[[ EXCERPTED DATA open ]]

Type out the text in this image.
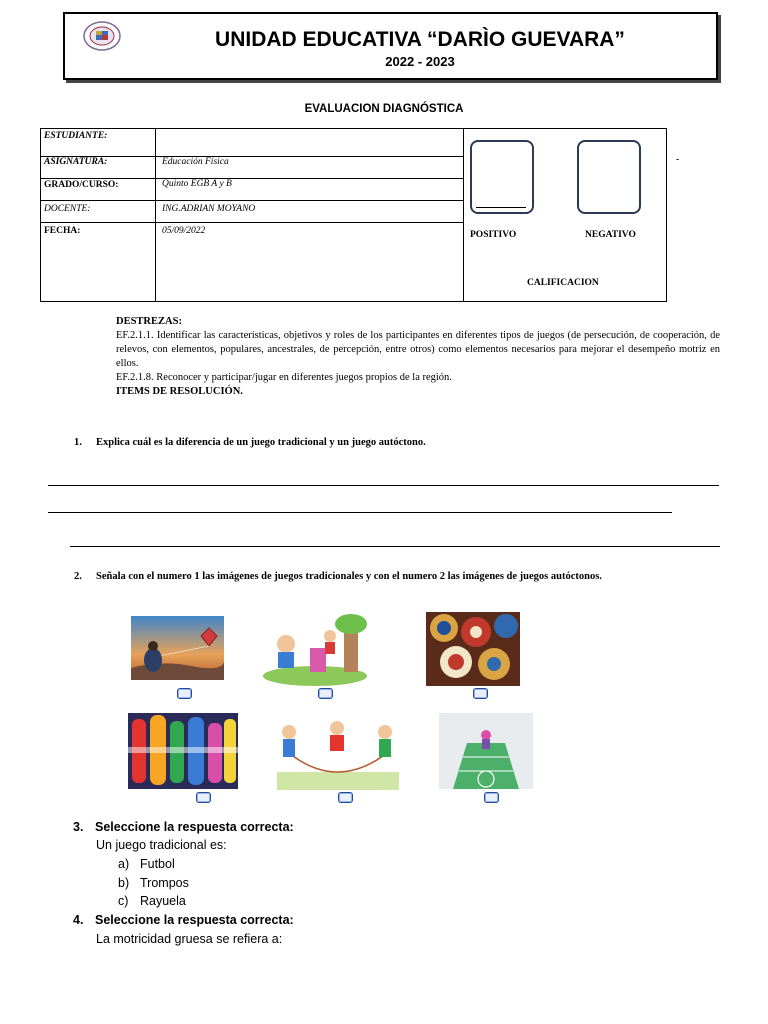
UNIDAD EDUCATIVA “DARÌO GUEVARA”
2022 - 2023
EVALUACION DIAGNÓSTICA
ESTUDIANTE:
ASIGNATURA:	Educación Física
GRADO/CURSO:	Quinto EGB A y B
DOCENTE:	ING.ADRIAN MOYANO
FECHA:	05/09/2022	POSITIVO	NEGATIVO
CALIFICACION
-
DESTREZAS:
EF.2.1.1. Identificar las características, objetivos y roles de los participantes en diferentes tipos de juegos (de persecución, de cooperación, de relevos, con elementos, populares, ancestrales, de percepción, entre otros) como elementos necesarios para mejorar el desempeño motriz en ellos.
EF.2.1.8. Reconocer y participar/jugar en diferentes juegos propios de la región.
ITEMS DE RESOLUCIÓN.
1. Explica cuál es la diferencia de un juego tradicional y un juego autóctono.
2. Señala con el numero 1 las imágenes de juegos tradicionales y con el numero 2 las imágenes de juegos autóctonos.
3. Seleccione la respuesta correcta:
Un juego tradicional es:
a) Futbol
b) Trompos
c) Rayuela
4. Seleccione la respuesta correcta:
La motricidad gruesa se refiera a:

[[ EXCERPTED DATA closed ]]
[[ EXCERPTED DATA open ]]

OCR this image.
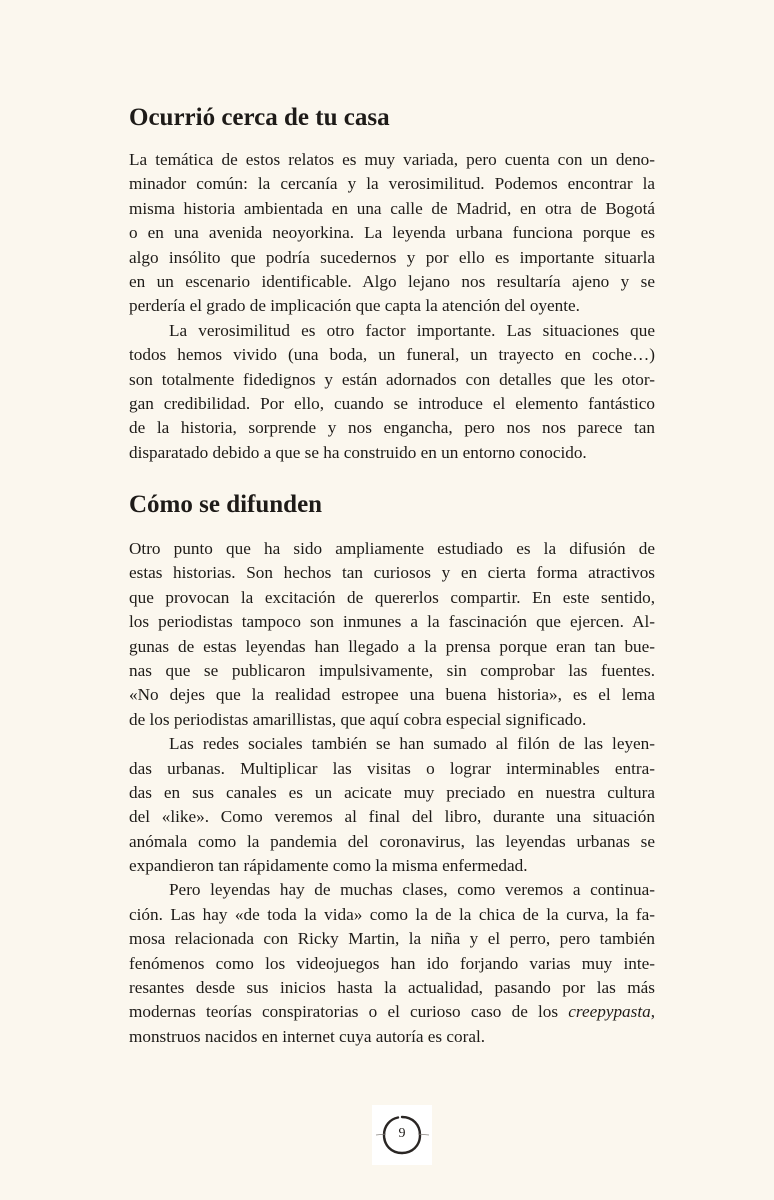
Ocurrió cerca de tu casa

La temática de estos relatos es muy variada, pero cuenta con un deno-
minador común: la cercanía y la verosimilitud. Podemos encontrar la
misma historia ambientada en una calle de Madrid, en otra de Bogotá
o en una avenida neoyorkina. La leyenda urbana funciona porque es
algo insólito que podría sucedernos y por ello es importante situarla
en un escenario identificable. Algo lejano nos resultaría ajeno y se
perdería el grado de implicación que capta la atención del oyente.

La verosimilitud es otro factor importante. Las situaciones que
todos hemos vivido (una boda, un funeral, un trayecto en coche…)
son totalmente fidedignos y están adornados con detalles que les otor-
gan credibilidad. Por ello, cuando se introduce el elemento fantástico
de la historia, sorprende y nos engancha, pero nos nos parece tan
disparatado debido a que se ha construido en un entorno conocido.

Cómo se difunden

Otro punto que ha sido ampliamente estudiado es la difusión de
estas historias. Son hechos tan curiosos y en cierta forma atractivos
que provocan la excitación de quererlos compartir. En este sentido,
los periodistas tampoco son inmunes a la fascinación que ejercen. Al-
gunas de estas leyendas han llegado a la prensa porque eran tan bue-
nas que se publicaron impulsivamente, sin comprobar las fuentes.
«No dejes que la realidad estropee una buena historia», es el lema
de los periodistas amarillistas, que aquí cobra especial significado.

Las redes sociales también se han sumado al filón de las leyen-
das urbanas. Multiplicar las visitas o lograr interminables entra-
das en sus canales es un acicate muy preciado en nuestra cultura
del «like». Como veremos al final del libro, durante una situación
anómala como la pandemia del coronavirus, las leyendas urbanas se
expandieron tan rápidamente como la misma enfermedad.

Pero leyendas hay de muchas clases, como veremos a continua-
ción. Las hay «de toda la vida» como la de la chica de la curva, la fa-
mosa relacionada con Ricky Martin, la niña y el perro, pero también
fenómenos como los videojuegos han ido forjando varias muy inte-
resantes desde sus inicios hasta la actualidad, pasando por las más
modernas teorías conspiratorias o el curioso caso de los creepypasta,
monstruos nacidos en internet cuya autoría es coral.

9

[[ EXCERPTED DATA closed ]]

• WHAT THIS TASK INVOLVES
Filter the entries down to the lines containing "misma". Copy each of those lines.

• ANSWER TO THIS TASK
misma historia ambientada en una calle de Madrid, en otra de Bogotá
expandieron tan rápidamente como la misma enfermedad.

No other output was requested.